What this task involves:
Take the entries below and reproduce them word for word.
-- start --
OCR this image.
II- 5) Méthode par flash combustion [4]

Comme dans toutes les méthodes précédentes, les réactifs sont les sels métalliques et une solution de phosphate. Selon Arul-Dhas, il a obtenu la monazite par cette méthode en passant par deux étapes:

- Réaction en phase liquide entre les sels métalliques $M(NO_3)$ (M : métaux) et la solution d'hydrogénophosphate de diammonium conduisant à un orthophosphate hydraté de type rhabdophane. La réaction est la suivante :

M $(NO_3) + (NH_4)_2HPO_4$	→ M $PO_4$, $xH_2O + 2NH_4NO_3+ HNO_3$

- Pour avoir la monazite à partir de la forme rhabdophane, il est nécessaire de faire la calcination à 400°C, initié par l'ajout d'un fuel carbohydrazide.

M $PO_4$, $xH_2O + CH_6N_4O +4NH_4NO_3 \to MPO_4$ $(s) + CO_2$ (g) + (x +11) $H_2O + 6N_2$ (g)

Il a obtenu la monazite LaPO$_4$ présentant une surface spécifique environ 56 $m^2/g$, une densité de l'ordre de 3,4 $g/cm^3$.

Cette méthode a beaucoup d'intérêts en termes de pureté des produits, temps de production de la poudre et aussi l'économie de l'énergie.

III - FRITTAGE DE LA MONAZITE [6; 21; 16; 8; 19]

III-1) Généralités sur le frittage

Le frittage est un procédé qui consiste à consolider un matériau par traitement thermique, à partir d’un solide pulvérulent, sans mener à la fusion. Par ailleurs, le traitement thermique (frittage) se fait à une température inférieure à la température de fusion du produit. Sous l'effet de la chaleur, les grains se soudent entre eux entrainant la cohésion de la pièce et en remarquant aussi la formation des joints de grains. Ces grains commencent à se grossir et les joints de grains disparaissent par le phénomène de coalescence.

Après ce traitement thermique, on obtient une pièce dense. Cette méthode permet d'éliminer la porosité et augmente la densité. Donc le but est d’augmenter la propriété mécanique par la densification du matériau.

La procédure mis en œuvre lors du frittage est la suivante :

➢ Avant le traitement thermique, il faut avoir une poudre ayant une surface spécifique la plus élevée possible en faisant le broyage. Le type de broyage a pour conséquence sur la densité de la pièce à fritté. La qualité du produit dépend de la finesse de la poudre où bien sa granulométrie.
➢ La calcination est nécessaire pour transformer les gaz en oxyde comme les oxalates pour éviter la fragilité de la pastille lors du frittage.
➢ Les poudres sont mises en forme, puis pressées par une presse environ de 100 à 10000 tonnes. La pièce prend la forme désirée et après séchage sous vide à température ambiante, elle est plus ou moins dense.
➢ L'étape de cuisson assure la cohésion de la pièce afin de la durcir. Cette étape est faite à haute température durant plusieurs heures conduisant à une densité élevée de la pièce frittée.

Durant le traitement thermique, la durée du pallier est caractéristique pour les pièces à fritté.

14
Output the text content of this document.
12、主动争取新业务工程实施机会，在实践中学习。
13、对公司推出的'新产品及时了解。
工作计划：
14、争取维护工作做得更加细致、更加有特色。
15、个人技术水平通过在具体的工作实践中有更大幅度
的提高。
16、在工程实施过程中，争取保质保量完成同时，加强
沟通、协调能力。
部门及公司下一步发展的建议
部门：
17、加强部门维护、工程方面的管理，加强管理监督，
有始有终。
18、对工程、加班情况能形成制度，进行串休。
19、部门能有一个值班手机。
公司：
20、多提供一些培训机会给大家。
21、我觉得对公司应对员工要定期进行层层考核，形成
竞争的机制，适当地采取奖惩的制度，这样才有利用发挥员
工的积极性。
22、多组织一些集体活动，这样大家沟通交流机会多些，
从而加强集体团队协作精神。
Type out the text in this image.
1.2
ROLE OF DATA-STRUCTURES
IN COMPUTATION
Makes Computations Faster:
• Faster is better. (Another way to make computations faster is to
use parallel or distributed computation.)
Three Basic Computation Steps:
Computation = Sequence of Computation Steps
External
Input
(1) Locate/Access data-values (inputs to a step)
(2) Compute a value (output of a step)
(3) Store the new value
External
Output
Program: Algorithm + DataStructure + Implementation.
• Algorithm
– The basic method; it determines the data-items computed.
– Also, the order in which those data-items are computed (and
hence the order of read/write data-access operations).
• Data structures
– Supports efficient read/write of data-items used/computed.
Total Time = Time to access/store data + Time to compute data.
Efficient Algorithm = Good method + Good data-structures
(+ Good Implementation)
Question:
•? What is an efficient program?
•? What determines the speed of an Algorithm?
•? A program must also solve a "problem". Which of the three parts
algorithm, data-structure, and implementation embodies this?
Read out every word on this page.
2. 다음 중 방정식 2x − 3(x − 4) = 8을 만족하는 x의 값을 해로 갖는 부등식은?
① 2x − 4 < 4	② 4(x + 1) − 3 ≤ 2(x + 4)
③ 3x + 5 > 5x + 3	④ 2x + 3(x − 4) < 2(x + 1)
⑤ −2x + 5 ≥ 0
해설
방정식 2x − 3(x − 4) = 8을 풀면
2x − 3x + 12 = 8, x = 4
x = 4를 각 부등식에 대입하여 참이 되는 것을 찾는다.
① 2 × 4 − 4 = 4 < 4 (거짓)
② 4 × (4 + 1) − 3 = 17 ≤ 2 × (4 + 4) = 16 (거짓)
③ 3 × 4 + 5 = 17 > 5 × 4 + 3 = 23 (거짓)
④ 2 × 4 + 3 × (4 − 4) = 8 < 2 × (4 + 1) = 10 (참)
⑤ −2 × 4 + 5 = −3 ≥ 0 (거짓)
-- end --
Task output:
OCR this image.
II- 5) Méthode par flash combustion [4]

Comme dans toutes les méthodes précédentes, les réactifs sont les sels métalliques et une solution de phosphate. Selon Arul-Dhas, il a obtenu la monazite par cette méthode en passant par deux étapes:

- Réaction en phase liquide entre les sels métalliques $M(NO_3)$ (M : métaux) et la solution d'hydrogénophosphate de diammonium conduisant à un orthophosphate hydraté de type rhabdophane. La réaction est la suivante :

M $(NO_3) + (NH_4)_2HPO_4$	→ M $PO_4$, $xH_2O + 2NH_4NO_3+ HNO_3$

- Pour avoir la monazite à partir de la forme rhabdophane, il est nécessaire de faire la calcination à 400°C, initié par l'ajout d'un fuel carbohydrazide.

M $PO_4$, $xH_2O + CH_6N_4O +4NH_4NO_3 \to MPO_4$ $(s) + CO_2$ (g) + (x +11) $H_2O + 6N_2$ (g)

Il a obtenu la monazite LaPO$_4$ présentant une surface spécifique environ 56 $m^2/g$, une densité de l'ordre de 3,4 $g/cm^3$.

Cette méthode a beaucoup d'intérêts en termes de pureté des produits, temps de production de la poudre et aussi l'économie de l'énergie.

III - FRITTAGE DE LA MONAZITE [6; 21; 16; 8; 19]

III-1) Généralités sur le frittage

Le frittage est un procédé qui consiste à consolider un matériau par traitement thermique, à partir d’un solide pulvérulent, sans mener à la fusion. Par ailleurs, le traitement thermique (frittage) se fait à une température inférieure à la température de fusion du produit. Sous l'effet de la chaleur, les grains se soudent entre eux entrainant la cohésion de la pièce et en remarquant aussi la formation des joints de grains. Ces grains commencent à se grossir et les joints de grains disparaissent par le phénomène de coalescence.

Après ce traitement thermique, on obtient une pièce dense. Cette méthode permet d'éliminer la porosité et augmente la densité. Donc le but est d’augmenter la propriété mécanique par la densification du matériau.

La procédure mis en œuvre lors du frittage est la suivante :

➢ Avant le traitement thermique, il faut avoir une poudre ayant une surface spécifique la plus élevée possible en faisant le broyage. Le type de broyage a pour conséquence sur la densité de la pièce à fritté. La qualité du produit dépend de la finesse de la poudre où bien sa granulométrie.
➢ La calcination est nécessaire pour transformer les gaz en oxyde comme les oxalates pour éviter la fragilité de la pastille lors du frittage.
➢ Les poudres sont mises en forme, puis pressées par une presse environ de 100 à 10000 tonnes. La pièce prend la forme désirée et après séchage sous vide à température ambiante, elle est plus ou moins dense.
➢ L'étape de cuisson assure la cohésion de la pièce afin de la durcir. Cette étape est faite à haute température durant plusieurs heures conduisant à une densité élevée de la pièce frittée.

Durant le traitement thermique, la durée du pallier est caractéristique pour les pièces à fritté.

14
Output the text content of this document.
12、主动争取新业务工程实施机会，在实践中学习。
13、对公司推出的'新产品及时了解。
工作计划：
14、争取维护工作做得更加细致、更加有特色。
15、个人技术水平通过在具体的工作实践中有更大幅度
的提高。
16、在工程实施过程中，争取保质保量完成同时，加强
沟通、协调能力。
部门及公司下一步发展的建议
部门：
17、加强部门维护、工程方面的管理，加强管理监督，
有始有终。
18、对工程、加班情况能形成制度，进行串休。
19、部门能有一个值班手机。
公司：
20、多提供一些培训机会给大家。
21、我觉得对公司应对员工要定期进行层层考核，形成
竞争的机制，适当地采取奖惩的制度，这样才有利用发挥员
工的积极性。
22、多组织一些集体活动，这样大家沟通交流机会多些，
从而加强集体团队协作精神。
Type out the text in this image.
1.2
ROLE OF DATA-STRUCTURES
IN COMPUTATION
Makes Computations Faster:
• Faster is better. (Another way to make computations faster is to
use parallel or distributed computation.)
Three Basic Computation Steps:
Computation = Sequence of Computation Steps
External
Input
(1) Locate/Access data-values (inputs to a step)
(2) Compute a value (output of a step)
(3) Store the new value
External
Output
Program: Algorithm + DataStructure + Implementation.
• Algorithm
– The basic method; it determines the data-items computed.
– Also, the order in which those data-items are computed (and
hence the order of read/write data-access operations).
• Data structures
– Supports efficient read/write of data-items used/computed.
Total Time = Time to access/store data + Time to compute data.
Efficient Algorithm = Good method + Good data-structures
(+ Good Implementation)
Question:
•? What is an efficient program?
•? What determines the speed of an Algorithm?
•? A program must also solve a "problem". Which of the three parts
algorithm, data-structure, and implementation embodies this?
Read out every word on this page.
2. 다음 중 방정식 2x − 3(x − 4) = 8을 만족하는 x의 값을 해로 갖는 부등식은?
① 2x − 4 < 4	② 4(x + 1) − 3 ≤ 2(x + 4)
③ 3x + 5 > 5x + 3	④ 2x + 3(x − 4) < 2(x + 1)
⑤ −2x + 5 ≥ 0
해설
방정식 2x − 3(x − 4) = 8을 풀면
2x − 3x + 12 = 8, x = 4
x = 4를 각 부등식에 대입하여 참이 되는 것을 찾는다.
① 2 × 4 − 4 = 4 < 4 (거짓)
② 4 × (4 + 1) − 3 = 17 ≤ 2 × (4 + 4) = 16 (거짓)
③ 3 × 4 + 5 = 17 > 5 × 4 + 3 = 23 (거짓)
④ 2 × 4 + 3 × (4 − 4) = 8 < 2 × (4 + 1) = 10 (참)
⑤ −2 × 4 + 5 = −3 ≥ 0 (거짓)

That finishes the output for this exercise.